## Task instructions
Find all lines in the records that include the word "スキャン", and copy them out.

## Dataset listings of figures
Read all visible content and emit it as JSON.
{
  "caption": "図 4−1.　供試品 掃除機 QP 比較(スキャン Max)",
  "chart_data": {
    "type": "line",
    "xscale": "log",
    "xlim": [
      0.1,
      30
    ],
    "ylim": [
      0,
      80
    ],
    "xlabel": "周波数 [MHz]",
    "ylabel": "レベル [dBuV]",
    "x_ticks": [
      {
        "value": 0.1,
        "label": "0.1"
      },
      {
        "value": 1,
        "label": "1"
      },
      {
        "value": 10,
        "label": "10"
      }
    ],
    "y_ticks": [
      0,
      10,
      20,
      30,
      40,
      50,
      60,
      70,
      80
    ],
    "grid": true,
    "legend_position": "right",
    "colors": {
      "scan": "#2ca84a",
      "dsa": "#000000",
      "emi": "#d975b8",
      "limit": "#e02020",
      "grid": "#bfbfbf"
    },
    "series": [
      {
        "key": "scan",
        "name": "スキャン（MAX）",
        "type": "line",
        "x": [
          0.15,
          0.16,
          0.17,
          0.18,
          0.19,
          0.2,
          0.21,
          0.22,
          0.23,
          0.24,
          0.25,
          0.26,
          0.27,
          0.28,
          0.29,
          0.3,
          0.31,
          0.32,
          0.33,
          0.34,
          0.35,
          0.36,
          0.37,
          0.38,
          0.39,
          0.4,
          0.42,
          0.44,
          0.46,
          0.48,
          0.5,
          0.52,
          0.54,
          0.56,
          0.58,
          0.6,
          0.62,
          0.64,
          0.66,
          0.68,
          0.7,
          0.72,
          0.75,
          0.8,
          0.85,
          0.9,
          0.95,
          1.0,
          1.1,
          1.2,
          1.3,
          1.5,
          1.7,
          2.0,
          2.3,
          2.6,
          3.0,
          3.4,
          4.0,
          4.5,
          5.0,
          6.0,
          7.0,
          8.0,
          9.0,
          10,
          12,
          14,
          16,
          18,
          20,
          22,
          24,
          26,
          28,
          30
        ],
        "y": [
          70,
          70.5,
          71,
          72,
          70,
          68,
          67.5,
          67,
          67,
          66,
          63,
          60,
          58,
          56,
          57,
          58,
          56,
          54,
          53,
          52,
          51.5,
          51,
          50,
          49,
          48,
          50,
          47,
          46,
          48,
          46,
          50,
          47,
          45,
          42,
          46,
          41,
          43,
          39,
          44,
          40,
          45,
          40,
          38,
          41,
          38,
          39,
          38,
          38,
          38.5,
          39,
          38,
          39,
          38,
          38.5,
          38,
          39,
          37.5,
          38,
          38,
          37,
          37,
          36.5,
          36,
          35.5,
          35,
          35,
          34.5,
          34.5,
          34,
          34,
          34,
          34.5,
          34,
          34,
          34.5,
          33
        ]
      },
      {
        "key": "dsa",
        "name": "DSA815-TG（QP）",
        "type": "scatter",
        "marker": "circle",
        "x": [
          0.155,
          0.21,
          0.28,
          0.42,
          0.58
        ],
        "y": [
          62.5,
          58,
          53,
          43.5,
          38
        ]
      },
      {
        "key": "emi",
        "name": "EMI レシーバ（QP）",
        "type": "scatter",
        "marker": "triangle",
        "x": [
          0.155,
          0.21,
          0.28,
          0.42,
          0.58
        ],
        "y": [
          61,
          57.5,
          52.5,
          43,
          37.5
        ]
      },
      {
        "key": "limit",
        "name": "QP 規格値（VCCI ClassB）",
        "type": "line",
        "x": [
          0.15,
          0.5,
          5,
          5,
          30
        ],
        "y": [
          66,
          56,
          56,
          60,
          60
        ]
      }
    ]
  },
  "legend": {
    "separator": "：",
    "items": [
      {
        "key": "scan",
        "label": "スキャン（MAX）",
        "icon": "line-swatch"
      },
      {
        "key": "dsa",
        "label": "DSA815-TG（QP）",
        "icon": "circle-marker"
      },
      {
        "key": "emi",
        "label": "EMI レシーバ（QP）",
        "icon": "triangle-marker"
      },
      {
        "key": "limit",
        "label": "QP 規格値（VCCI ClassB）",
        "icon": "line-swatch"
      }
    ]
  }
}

...

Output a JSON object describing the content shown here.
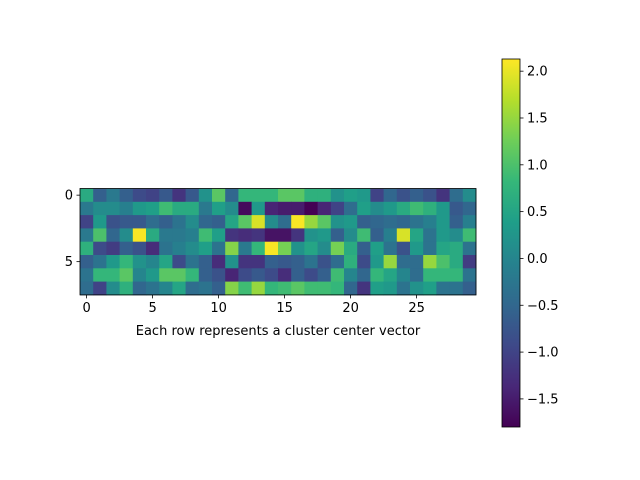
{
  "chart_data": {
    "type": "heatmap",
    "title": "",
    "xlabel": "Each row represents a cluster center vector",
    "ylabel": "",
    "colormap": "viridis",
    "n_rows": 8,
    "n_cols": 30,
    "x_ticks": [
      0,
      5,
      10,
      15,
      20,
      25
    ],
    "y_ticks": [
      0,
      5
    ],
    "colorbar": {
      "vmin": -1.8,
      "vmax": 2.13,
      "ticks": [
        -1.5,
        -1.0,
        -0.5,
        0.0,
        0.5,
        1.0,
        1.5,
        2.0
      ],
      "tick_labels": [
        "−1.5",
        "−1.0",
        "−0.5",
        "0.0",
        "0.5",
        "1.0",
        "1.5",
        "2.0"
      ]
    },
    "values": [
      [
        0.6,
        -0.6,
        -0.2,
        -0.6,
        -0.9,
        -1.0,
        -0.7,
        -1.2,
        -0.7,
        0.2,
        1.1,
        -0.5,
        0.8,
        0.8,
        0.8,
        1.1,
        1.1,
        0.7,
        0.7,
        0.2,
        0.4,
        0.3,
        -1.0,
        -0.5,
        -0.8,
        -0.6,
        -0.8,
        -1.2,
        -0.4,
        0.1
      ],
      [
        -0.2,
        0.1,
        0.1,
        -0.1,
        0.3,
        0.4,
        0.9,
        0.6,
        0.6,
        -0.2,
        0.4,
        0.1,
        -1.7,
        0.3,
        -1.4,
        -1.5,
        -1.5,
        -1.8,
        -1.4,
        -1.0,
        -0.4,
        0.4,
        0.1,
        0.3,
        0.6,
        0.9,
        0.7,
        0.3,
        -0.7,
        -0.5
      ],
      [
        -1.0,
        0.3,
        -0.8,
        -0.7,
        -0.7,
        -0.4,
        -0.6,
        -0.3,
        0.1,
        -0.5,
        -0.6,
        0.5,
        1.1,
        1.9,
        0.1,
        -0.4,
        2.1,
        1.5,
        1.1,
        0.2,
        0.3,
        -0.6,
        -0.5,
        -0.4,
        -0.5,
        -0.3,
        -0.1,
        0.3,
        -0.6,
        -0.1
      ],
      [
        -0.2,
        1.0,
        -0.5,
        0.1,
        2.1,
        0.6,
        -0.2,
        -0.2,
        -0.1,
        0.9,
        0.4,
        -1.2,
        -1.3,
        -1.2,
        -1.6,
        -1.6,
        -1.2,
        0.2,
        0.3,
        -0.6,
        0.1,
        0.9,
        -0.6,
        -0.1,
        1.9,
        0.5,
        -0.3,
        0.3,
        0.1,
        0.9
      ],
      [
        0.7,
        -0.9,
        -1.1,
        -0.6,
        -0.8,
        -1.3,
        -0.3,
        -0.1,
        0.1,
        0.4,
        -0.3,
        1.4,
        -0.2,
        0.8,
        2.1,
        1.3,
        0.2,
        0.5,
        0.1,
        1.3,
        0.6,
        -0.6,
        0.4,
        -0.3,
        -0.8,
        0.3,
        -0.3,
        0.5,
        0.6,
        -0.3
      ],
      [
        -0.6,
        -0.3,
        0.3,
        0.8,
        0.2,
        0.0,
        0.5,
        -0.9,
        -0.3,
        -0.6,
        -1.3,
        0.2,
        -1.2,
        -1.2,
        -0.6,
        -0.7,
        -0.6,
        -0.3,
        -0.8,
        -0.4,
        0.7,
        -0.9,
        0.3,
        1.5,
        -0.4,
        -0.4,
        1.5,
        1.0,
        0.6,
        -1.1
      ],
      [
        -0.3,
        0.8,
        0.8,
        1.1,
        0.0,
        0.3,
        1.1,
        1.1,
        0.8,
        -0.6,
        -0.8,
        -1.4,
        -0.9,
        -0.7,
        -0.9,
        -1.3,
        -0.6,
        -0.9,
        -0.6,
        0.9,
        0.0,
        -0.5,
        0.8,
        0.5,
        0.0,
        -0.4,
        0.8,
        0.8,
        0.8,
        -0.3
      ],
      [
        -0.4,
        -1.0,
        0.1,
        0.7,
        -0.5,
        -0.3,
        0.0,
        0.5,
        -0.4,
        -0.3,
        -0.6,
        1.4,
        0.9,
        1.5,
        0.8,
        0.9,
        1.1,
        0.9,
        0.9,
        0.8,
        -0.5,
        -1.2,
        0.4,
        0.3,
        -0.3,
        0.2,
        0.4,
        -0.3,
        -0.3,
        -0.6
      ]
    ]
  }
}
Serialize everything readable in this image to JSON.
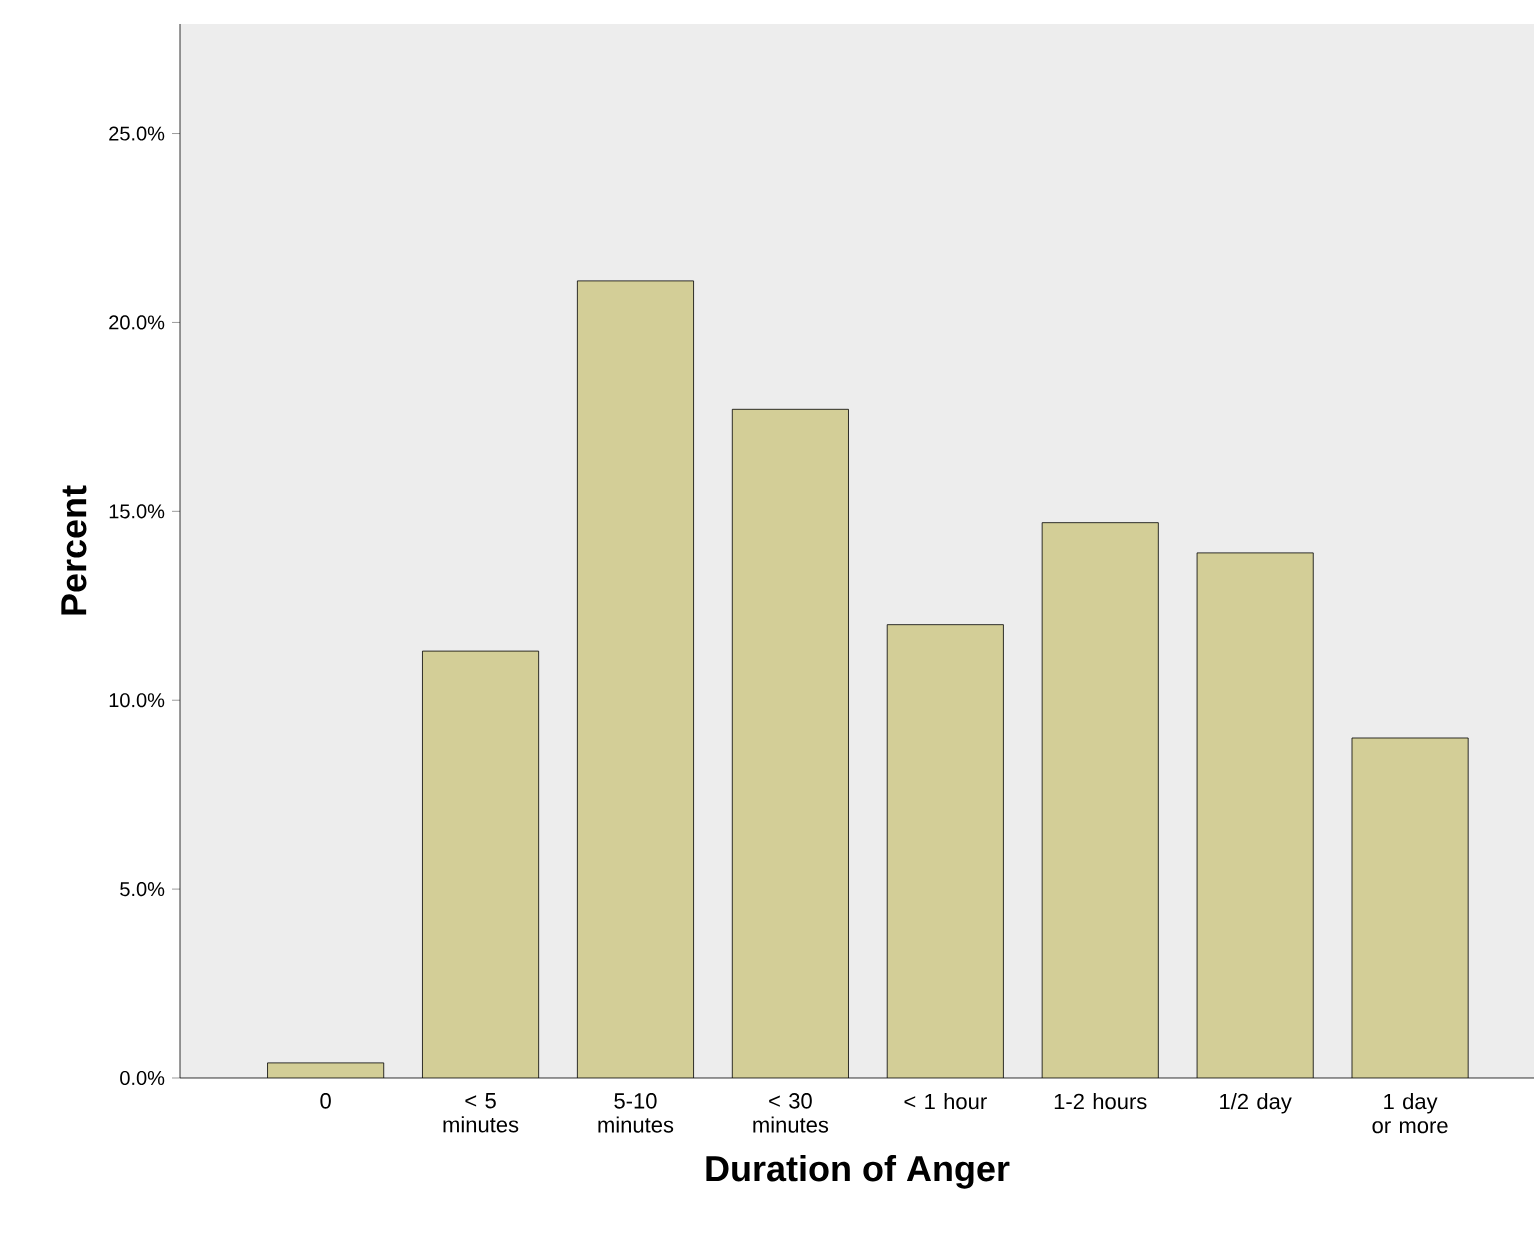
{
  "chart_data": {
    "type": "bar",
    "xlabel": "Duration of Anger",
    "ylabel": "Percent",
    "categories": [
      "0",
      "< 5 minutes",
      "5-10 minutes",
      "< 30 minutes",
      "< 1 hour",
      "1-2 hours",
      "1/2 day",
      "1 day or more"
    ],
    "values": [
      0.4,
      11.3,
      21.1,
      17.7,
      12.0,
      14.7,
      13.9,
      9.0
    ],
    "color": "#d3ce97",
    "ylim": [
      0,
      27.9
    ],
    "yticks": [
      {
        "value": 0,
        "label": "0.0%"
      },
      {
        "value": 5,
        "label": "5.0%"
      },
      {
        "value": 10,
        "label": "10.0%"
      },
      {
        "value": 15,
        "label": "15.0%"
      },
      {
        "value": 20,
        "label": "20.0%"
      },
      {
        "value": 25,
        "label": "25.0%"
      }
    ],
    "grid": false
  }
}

## Task result
  "caption": "図 4−1.　供試品 掃除機 QP 比較(スキャン Max)",
        "name": "スキャン（MAX）",
        "label": "スキャン（MAX）",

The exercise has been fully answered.